» **WORK INSTRUCTIONS**
In the listing that follows, count every line with the word "Lunghezza" in it and write only the total.

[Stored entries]
________________

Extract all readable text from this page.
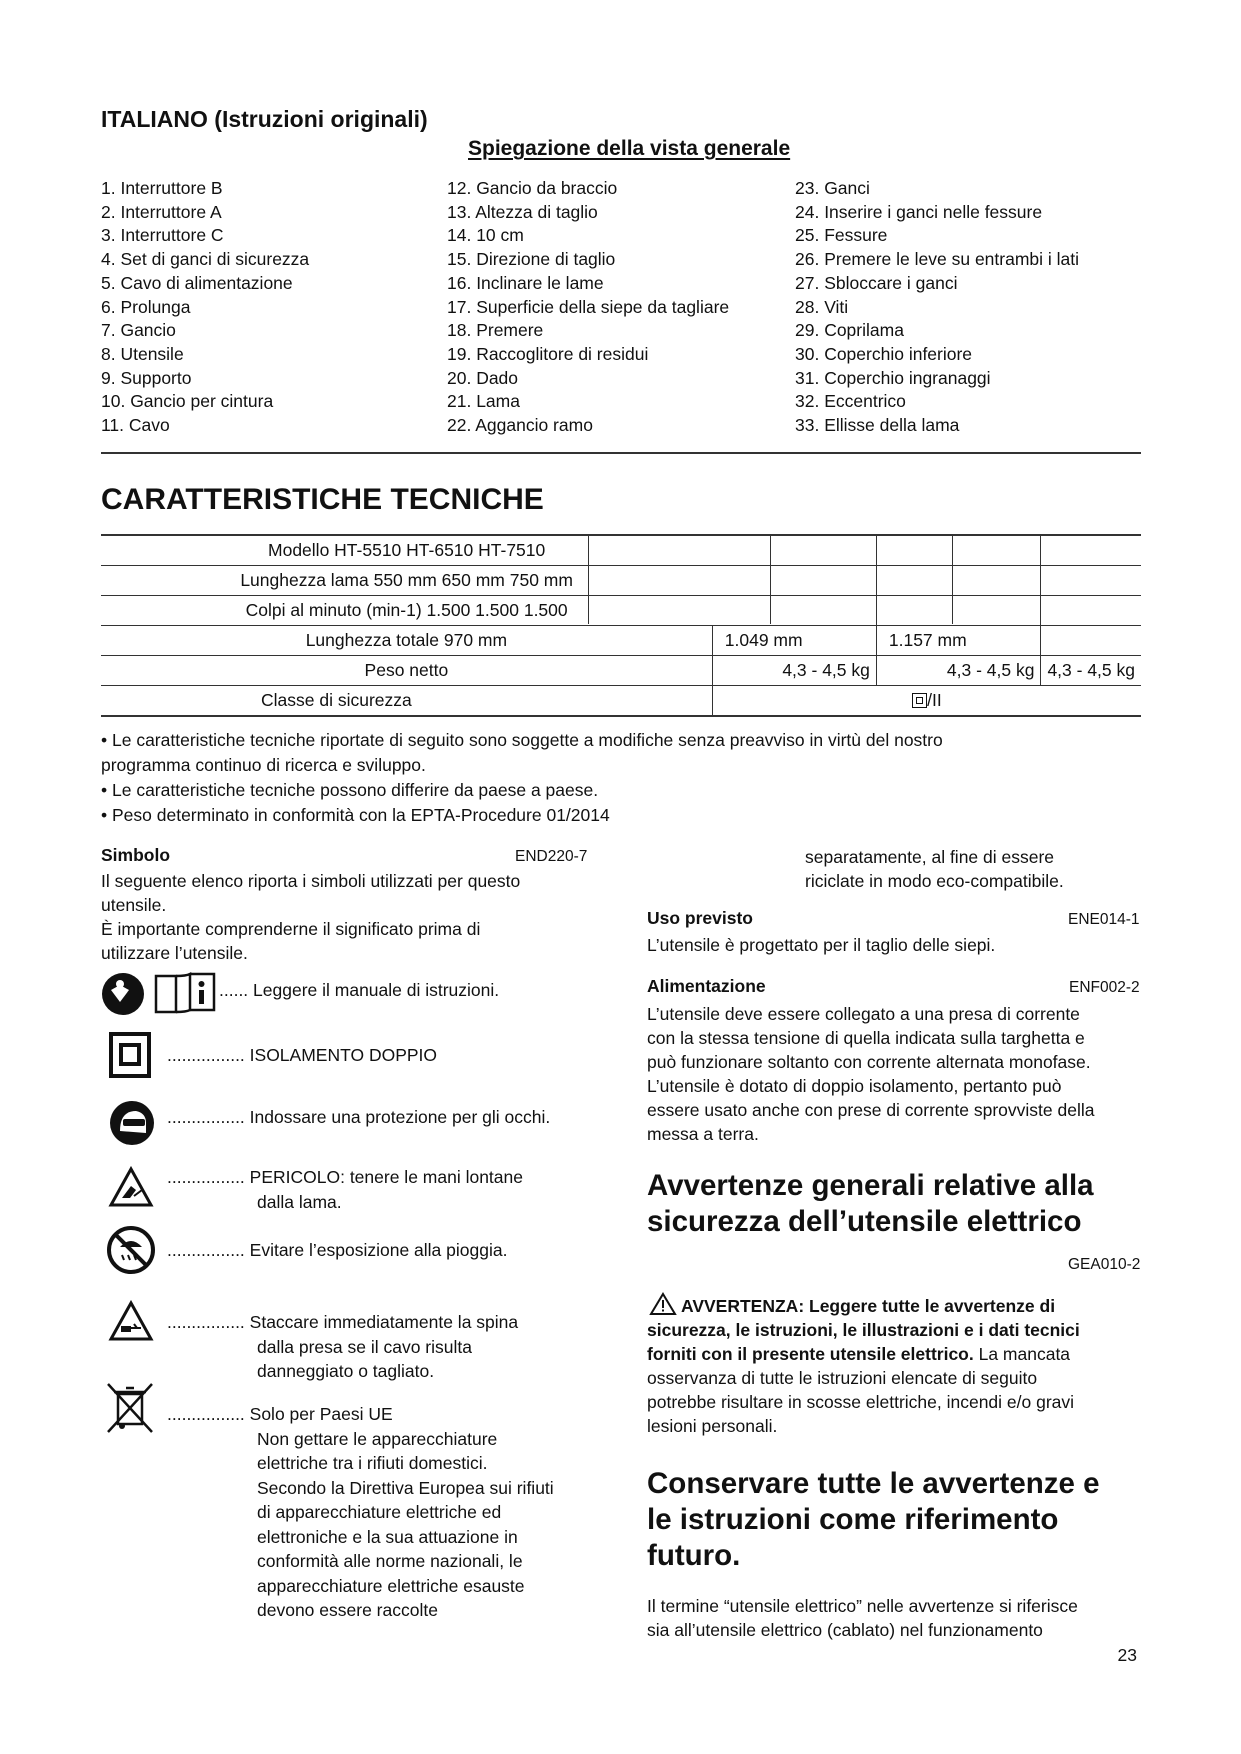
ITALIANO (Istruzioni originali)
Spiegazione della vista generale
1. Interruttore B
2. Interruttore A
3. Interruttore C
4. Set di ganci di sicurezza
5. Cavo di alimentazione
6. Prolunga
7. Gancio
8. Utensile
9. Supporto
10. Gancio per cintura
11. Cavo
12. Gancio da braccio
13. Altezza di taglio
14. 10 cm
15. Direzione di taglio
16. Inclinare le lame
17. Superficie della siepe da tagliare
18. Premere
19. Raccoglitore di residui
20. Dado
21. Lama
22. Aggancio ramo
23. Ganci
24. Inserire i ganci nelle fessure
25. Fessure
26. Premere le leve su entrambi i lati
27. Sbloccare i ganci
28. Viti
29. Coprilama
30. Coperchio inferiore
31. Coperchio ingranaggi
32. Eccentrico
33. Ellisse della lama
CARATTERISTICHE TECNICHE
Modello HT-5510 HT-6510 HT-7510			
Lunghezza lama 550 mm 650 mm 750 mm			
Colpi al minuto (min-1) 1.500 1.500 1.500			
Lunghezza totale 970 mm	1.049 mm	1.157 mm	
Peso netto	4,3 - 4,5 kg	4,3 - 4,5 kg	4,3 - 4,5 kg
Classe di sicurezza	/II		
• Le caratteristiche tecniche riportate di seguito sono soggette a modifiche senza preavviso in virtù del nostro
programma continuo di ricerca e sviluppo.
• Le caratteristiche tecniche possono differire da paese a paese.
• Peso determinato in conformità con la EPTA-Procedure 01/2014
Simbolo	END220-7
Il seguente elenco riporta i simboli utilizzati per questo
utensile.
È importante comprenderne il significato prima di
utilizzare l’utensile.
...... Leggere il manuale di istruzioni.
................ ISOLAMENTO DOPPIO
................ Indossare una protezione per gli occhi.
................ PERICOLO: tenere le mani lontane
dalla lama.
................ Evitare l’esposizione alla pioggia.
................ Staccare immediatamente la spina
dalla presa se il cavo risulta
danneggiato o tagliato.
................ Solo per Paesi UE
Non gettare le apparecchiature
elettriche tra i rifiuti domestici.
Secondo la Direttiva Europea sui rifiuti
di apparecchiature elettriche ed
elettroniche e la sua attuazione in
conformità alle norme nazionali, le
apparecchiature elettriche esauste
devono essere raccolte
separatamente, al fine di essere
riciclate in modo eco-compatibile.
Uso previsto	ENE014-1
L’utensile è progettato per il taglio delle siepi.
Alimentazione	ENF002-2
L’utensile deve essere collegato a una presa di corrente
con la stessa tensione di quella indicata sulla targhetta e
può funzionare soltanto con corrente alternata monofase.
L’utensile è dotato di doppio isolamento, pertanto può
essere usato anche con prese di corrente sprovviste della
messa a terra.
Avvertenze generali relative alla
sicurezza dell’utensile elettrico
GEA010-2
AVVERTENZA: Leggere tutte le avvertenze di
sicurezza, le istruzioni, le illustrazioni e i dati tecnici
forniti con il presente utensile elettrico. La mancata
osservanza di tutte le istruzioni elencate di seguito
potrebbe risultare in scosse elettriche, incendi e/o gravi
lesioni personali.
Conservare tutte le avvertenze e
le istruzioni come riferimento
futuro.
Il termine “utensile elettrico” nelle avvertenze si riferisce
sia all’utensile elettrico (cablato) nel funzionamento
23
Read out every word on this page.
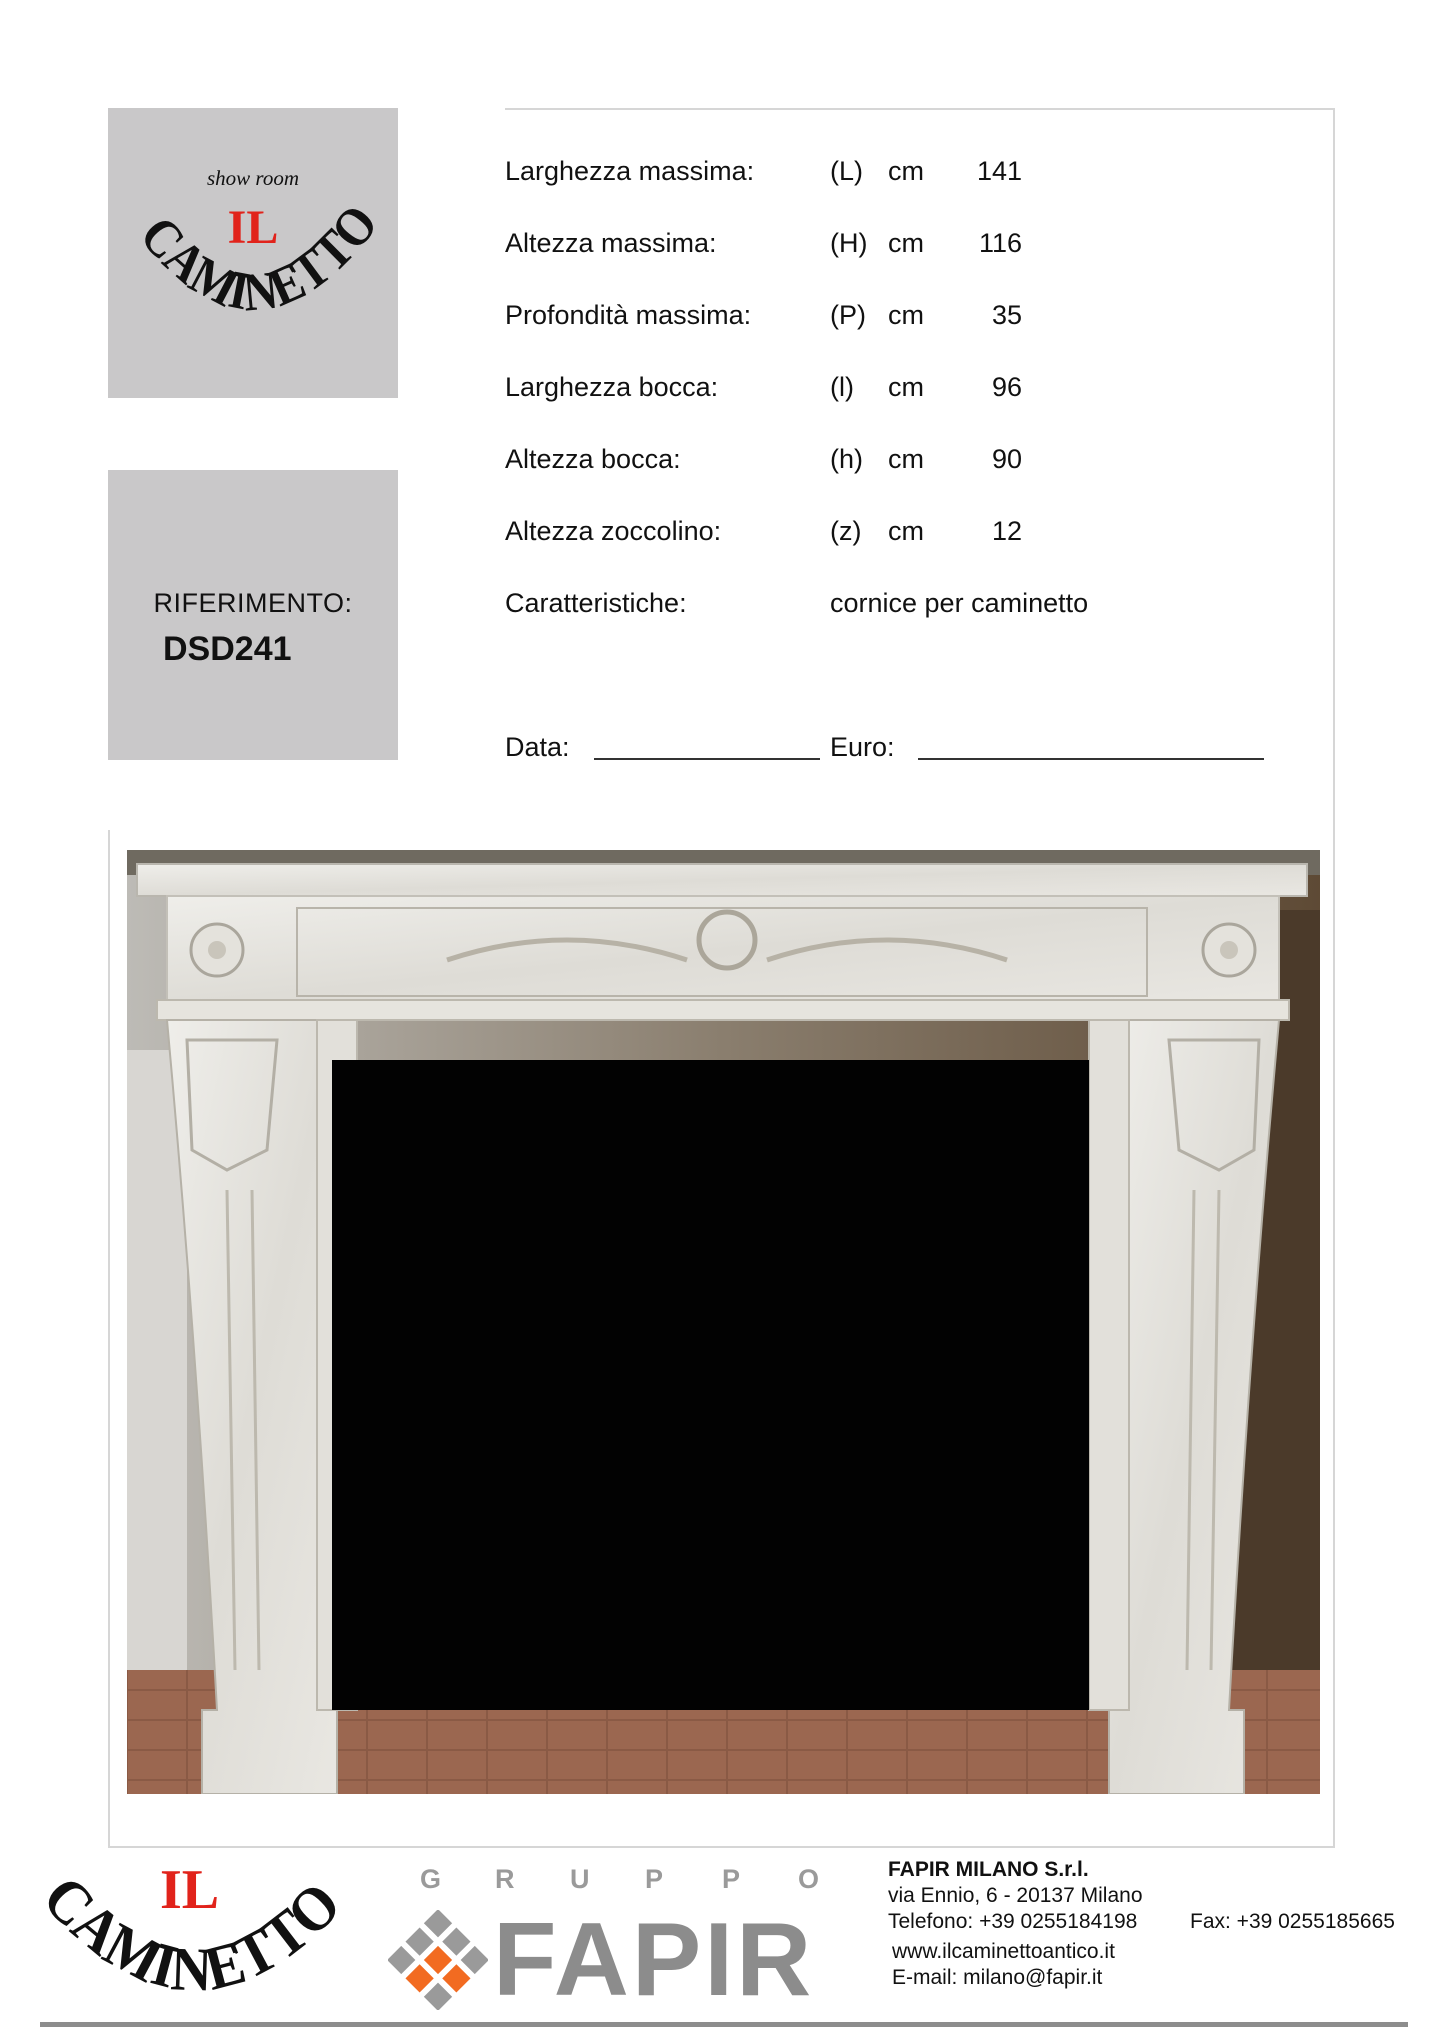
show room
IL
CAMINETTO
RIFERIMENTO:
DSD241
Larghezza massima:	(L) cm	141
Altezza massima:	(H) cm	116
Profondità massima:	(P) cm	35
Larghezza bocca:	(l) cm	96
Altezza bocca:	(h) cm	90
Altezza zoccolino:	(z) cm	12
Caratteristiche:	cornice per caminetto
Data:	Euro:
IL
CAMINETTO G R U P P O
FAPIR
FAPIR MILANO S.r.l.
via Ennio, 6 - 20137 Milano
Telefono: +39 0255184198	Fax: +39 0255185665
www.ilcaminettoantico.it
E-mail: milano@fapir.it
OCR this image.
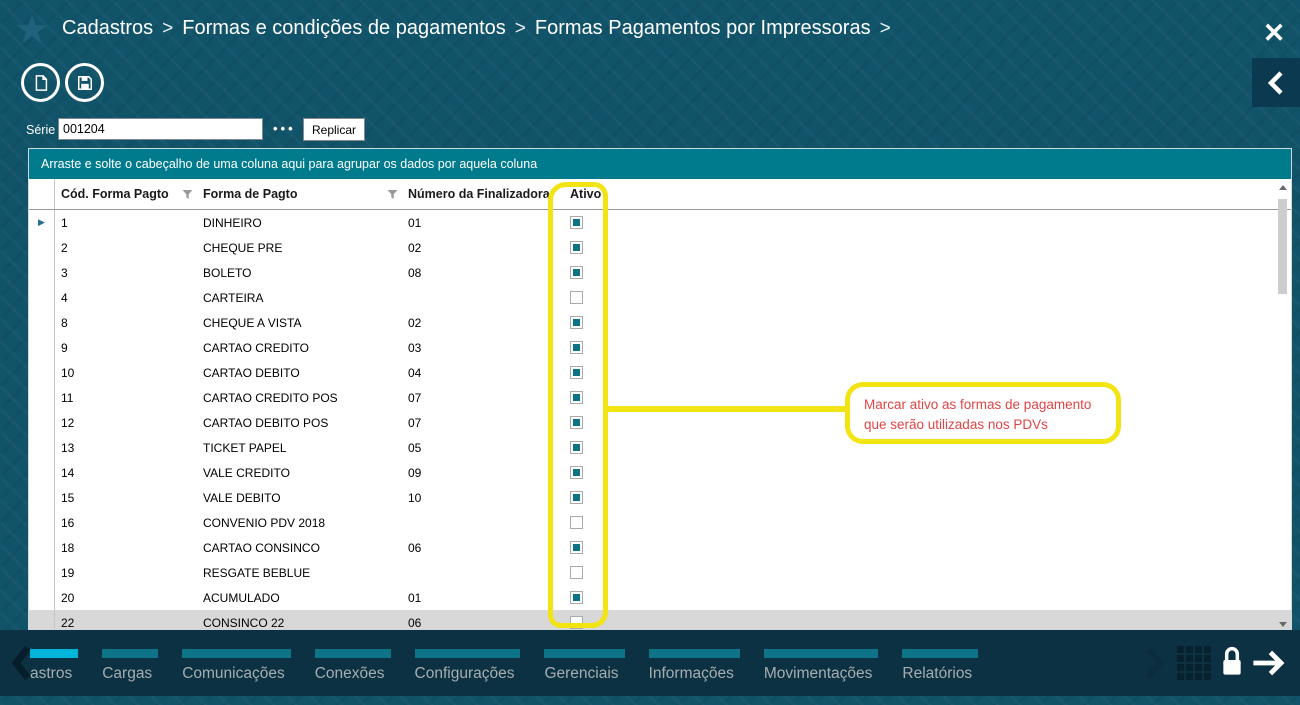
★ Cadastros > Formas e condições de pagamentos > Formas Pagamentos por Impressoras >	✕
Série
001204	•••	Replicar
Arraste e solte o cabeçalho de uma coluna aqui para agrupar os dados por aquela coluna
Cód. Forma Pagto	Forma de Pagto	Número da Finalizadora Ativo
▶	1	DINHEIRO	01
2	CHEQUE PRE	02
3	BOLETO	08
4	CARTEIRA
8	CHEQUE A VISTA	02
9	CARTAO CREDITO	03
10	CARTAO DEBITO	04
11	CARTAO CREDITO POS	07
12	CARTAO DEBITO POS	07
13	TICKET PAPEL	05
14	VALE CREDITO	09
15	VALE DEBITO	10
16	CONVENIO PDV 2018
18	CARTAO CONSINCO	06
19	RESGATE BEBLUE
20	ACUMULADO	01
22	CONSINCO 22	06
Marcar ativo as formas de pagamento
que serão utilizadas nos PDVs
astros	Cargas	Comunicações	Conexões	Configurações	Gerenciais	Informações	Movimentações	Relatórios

________________

» **EXERCISE SOLUTION**
2